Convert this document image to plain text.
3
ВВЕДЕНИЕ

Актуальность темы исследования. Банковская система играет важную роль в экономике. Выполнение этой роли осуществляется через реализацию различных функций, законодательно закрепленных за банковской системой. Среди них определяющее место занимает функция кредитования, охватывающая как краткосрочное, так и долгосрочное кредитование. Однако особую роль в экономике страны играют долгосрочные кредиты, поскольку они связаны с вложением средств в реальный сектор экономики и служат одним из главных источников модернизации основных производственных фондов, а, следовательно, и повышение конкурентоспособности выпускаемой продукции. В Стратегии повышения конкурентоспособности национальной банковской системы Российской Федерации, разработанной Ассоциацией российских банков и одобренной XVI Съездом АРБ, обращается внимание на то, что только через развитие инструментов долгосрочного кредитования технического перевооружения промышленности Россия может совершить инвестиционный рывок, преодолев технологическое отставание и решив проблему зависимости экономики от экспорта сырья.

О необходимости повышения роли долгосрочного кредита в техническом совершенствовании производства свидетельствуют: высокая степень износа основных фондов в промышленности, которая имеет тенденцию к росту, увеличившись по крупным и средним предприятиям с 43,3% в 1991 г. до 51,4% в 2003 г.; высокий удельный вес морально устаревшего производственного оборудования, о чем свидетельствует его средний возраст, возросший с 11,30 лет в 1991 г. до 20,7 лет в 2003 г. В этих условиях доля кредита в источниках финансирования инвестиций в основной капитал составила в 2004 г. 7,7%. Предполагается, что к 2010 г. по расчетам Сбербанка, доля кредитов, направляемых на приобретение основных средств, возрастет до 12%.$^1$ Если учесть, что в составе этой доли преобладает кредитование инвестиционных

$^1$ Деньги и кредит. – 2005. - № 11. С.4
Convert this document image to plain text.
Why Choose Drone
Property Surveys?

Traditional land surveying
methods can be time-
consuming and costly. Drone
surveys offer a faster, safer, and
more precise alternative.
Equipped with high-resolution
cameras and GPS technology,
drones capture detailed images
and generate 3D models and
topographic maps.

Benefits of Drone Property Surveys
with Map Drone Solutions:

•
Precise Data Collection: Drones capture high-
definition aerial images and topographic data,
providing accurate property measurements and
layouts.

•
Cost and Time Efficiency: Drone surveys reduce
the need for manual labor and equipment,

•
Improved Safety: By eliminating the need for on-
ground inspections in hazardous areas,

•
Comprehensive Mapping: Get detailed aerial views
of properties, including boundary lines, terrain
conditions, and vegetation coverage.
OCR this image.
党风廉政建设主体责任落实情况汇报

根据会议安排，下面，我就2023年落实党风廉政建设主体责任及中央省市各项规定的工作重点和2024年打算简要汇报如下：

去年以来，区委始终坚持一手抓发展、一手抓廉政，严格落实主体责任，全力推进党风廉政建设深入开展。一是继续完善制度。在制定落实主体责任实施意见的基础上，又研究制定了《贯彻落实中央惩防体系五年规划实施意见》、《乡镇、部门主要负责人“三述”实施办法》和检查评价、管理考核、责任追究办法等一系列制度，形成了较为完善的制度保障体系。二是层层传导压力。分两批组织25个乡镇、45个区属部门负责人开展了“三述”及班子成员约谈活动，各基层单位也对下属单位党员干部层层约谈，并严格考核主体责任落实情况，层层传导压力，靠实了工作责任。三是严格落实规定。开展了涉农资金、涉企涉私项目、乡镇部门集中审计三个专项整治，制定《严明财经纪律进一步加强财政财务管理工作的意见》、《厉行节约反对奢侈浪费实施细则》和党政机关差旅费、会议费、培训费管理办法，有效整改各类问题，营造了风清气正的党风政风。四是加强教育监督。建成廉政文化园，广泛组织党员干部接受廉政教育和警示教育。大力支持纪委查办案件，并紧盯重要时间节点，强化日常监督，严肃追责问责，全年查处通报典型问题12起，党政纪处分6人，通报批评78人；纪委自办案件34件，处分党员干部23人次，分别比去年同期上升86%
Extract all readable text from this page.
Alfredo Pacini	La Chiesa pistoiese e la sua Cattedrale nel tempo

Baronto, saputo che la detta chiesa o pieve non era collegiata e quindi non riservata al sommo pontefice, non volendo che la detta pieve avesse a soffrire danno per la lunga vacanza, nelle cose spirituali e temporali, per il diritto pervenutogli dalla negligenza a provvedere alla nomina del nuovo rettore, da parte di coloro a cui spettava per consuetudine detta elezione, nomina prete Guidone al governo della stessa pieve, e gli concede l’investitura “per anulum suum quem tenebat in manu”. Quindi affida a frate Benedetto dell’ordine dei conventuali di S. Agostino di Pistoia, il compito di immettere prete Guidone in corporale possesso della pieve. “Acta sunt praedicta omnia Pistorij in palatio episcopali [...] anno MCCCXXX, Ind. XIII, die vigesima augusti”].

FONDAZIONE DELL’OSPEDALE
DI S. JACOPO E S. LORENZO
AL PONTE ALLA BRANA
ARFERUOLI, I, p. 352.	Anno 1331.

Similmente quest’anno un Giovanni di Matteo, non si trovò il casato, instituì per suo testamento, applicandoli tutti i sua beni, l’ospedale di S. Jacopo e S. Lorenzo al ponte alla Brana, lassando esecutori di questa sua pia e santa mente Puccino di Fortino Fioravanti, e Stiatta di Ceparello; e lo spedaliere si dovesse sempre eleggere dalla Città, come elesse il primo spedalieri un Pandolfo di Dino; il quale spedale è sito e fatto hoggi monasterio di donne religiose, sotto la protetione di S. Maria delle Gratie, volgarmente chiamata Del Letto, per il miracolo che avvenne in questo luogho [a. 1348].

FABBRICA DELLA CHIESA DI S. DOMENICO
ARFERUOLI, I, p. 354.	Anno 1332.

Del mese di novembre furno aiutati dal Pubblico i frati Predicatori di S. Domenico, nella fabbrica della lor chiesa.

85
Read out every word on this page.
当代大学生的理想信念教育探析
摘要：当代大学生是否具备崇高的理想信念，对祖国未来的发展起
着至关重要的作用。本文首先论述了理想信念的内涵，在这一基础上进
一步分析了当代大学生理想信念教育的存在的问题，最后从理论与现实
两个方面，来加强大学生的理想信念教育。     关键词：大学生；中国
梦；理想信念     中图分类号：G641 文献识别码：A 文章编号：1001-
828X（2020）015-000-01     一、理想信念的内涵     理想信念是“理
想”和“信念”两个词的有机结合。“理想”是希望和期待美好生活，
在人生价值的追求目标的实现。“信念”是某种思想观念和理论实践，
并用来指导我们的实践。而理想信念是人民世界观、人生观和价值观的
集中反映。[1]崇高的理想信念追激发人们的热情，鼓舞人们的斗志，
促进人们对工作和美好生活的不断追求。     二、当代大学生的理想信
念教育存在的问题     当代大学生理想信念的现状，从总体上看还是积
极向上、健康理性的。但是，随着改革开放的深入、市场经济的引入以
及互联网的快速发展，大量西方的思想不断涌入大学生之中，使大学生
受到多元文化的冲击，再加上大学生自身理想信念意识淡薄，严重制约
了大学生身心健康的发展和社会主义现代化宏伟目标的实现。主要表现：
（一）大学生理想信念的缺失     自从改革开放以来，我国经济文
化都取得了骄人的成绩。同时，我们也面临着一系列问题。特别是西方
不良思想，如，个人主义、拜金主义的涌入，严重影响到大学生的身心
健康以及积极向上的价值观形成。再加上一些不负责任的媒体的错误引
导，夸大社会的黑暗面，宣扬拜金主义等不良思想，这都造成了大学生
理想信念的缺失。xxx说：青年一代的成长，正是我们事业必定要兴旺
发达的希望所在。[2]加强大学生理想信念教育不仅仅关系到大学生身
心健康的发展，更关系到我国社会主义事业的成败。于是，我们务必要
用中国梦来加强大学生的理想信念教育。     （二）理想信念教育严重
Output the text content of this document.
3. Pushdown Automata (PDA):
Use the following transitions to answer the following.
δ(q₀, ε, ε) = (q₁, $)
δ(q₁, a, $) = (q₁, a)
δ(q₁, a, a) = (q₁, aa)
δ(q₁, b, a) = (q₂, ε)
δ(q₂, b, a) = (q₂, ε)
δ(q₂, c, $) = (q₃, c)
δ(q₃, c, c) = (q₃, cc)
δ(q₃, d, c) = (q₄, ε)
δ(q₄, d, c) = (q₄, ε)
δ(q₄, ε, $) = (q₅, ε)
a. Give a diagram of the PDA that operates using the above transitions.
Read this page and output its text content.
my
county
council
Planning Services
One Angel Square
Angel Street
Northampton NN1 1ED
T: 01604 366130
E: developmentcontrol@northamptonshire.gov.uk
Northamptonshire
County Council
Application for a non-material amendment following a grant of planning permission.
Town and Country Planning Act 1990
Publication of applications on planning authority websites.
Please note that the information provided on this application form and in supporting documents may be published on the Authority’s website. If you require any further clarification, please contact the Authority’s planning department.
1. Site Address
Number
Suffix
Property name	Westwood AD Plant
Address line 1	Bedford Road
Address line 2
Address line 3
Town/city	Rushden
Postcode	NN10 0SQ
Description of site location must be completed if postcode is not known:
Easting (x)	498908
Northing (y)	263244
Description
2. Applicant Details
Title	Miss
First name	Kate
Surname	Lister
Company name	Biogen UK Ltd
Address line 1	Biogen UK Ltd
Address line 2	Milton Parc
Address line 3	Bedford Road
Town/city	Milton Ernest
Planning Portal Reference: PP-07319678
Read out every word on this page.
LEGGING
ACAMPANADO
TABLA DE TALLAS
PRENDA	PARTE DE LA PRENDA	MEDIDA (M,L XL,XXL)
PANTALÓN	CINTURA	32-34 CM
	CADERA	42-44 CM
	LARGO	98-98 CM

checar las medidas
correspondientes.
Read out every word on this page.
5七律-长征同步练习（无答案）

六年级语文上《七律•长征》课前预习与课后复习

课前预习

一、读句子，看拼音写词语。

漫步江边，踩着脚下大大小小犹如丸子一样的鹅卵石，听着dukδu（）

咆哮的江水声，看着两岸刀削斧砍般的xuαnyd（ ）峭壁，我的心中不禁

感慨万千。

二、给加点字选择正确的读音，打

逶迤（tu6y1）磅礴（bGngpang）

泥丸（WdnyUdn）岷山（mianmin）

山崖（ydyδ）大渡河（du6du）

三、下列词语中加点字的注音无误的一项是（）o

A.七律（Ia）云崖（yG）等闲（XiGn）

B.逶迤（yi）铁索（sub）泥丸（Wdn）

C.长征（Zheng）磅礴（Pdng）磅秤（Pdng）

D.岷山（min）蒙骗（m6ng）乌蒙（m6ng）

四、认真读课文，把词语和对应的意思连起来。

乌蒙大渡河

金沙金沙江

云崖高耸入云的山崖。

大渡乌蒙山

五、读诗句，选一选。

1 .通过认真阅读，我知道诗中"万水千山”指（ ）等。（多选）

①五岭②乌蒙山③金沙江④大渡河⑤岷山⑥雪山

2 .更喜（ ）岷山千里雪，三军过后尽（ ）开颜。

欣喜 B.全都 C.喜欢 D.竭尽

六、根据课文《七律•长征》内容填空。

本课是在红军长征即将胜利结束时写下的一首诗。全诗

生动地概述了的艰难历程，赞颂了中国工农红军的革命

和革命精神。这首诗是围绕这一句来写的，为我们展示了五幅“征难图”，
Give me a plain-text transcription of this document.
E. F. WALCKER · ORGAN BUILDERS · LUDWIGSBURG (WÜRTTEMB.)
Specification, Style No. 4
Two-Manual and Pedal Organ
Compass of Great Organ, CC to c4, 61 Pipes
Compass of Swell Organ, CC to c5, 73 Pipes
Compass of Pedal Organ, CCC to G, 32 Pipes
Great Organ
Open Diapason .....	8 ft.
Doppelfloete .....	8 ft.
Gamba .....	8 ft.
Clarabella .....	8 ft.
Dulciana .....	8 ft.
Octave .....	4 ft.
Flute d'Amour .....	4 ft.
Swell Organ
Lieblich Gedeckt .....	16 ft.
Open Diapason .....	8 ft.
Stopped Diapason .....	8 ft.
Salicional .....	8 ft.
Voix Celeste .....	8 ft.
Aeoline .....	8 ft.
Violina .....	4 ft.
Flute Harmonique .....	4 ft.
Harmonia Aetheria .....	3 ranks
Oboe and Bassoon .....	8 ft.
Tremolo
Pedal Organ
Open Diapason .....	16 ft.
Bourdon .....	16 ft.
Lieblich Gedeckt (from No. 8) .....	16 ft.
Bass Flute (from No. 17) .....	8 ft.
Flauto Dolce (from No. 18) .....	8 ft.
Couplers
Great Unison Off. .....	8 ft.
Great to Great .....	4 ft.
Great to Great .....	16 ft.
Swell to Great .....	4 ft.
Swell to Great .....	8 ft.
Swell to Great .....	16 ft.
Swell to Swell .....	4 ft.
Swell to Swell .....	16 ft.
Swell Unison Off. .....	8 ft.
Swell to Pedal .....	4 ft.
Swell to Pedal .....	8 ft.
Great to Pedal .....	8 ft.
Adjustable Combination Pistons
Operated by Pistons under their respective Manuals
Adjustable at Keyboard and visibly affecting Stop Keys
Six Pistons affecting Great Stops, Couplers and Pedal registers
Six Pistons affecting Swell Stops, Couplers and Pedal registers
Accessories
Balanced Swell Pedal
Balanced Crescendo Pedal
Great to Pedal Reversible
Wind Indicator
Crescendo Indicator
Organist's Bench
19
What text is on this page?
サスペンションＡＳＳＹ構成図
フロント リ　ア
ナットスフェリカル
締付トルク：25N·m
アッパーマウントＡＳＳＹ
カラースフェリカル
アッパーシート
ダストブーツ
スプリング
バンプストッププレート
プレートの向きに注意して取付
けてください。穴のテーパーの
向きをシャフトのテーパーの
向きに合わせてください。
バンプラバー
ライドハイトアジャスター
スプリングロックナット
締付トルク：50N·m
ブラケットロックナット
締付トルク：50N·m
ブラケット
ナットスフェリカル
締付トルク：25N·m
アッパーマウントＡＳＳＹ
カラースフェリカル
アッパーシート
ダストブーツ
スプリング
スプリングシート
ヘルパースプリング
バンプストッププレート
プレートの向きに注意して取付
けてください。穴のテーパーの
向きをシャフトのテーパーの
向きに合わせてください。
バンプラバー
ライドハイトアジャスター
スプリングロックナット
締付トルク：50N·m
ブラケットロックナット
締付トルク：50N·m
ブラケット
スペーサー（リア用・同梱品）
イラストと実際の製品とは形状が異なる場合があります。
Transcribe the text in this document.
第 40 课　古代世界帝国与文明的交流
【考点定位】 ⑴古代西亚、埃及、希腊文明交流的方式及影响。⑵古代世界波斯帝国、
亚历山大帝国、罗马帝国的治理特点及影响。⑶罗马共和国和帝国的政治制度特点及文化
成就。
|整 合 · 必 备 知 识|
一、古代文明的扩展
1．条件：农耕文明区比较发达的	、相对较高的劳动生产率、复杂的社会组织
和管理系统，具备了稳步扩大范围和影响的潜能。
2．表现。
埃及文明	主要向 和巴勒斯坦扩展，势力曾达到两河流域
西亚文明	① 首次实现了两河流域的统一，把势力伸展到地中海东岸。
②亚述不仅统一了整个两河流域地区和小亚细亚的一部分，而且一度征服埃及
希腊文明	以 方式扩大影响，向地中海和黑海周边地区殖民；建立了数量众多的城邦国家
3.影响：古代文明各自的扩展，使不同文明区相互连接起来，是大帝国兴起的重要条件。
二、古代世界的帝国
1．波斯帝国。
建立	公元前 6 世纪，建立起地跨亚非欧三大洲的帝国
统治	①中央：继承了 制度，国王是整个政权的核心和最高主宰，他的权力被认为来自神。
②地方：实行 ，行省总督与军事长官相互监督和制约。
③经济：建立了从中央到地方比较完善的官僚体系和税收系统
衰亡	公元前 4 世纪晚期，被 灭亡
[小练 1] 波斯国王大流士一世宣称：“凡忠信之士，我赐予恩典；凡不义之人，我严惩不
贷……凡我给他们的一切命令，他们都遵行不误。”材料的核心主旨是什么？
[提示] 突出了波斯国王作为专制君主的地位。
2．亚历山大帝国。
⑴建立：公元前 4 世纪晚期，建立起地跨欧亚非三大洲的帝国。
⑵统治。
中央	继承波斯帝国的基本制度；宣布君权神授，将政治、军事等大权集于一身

◇ ◇ ◇ ◇ ◇

▸ **Instructions to follow**:
Using the listing above, work out how many of its lines include "Couplers", and give only the result.

▸ **Answer in full**:
3